[Problem]: What follows is a listing. Return every line of it exactly.

[Stored records]

####################

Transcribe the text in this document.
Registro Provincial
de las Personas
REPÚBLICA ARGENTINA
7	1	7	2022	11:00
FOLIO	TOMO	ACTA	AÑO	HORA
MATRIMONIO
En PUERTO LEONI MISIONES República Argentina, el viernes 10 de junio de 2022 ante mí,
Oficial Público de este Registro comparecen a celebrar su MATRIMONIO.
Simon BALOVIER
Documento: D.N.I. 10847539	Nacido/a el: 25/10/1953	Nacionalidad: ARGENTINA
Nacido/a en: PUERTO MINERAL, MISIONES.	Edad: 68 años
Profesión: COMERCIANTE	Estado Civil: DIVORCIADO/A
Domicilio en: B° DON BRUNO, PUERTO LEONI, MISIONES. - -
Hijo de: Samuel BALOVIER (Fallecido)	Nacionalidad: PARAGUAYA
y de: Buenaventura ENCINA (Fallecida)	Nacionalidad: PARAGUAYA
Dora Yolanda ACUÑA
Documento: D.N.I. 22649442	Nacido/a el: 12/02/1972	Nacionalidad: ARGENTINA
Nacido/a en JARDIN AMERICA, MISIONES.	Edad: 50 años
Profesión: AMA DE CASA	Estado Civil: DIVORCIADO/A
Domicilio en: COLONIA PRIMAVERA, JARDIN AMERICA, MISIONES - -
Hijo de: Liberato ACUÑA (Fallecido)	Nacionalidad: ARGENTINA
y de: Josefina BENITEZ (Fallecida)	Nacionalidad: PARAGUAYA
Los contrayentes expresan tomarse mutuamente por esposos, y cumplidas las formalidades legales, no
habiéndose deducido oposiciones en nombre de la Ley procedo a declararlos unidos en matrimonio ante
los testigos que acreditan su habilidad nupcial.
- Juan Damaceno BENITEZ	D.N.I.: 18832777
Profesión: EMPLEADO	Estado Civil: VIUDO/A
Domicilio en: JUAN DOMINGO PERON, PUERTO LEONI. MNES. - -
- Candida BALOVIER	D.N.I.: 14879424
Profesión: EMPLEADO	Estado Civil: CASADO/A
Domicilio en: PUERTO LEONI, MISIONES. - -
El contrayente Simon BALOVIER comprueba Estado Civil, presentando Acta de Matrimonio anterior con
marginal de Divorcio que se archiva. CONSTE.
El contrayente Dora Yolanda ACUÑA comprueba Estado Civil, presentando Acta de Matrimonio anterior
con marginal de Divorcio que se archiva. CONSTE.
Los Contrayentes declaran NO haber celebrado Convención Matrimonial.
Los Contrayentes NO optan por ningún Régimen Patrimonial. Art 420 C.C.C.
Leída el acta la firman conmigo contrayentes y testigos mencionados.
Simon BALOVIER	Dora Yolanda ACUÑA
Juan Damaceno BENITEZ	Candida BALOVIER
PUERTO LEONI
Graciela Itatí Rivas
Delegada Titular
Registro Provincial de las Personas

####################

[Response to this task]:
Transcribe the text in this document.
Registro Provincial
de las Personas
REPÚBLICA ARGENTINA
7	1	7	2022	11:00
FOLIO	TOMO	ACTA	AÑO	HORA
MATRIMONIO
En PUERTO LEONI MISIONES República Argentina, el viernes 10 de junio de 2022 ante mí,
Oficial Público de este Registro comparecen a celebrar su MATRIMONIO.
Simon BALOVIER
Documento: D.N.I. 10847539	Nacido/a el: 25/10/1953	Nacionalidad: ARGENTINA
Nacido/a en: PUERTO MINERAL, MISIONES.	Edad: 68 años
Profesión: COMERCIANTE	Estado Civil: DIVORCIADO/A
Domicilio en: B° DON BRUNO, PUERTO LEONI, MISIONES. - -
Hijo de: Samuel BALOVIER (Fallecido)	Nacionalidad: PARAGUAYA
y de: Buenaventura ENCINA (Fallecida)	Nacionalidad: PARAGUAYA
Dora Yolanda ACUÑA
Documento: D.N.I. 22649442	Nacido/a el: 12/02/1972	Nacionalidad: ARGENTINA
Nacido/a en JARDIN AMERICA, MISIONES.	Edad: 50 años
Profesión: AMA DE CASA	Estado Civil: DIVORCIADO/A
Domicilio en: COLONIA PRIMAVERA, JARDIN AMERICA, MISIONES - -
Hijo de: Liberato ACUÑA (Fallecido)	Nacionalidad: ARGENTINA
y de: Josefina BENITEZ (Fallecida)	Nacionalidad: PARAGUAYA
Los contrayentes expresan tomarse mutuamente por esposos, y cumplidas las formalidades legales, no
habiéndose deducido oposiciones en nombre de la Ley procedo a declararlos unidos en matrimonio ante
los testigos que acreditan su habilidad nupcial.
- Juan Damaceno BENITEZ	D.N.I.: 18832777
Profesión: EMPLEADO	Estado Civil: VIUDO/A
Domicilio en: JUAN DOMINGO PERON, PUERTO LEONI. MNES. - -
- Candida BALOVIER	D.N.I.: 14879424
Profesión: EMPLEADO	Estado Civil: CASADO/A
Domicilio en: PUERTO LEONI, MISIONES. - -
El contrayente Simon BALOVIER comprueba Estado Civil, presentando Acta de Matrimonio anterior con
marginal de Divorcio que se archiva. CONSTE.
El contrayente Dora Yolanda ACUÑA comprueba Estado Civil, presentando Acta de Matrimonio anterior
con marginal de Divorcio que se archiva. CONSTE.
Los Contrayentes declaran NO haber celebrado Convención Matrimonial.
Los Contrayentes NO optan por ningún Régimen Patrimonial. Art 420 C.C.C.
Leída el acta la firman conmigo contrayentes y testigos mencionados.
Simon BALOVIER	Dora Yolanda ACUÑA
Juan Damaceno BENITEZ	Candida BALOVIER
PUERTO LEONI
Graciela Itatí Rivas
Delegada Titular
Registro Provincial de las Personas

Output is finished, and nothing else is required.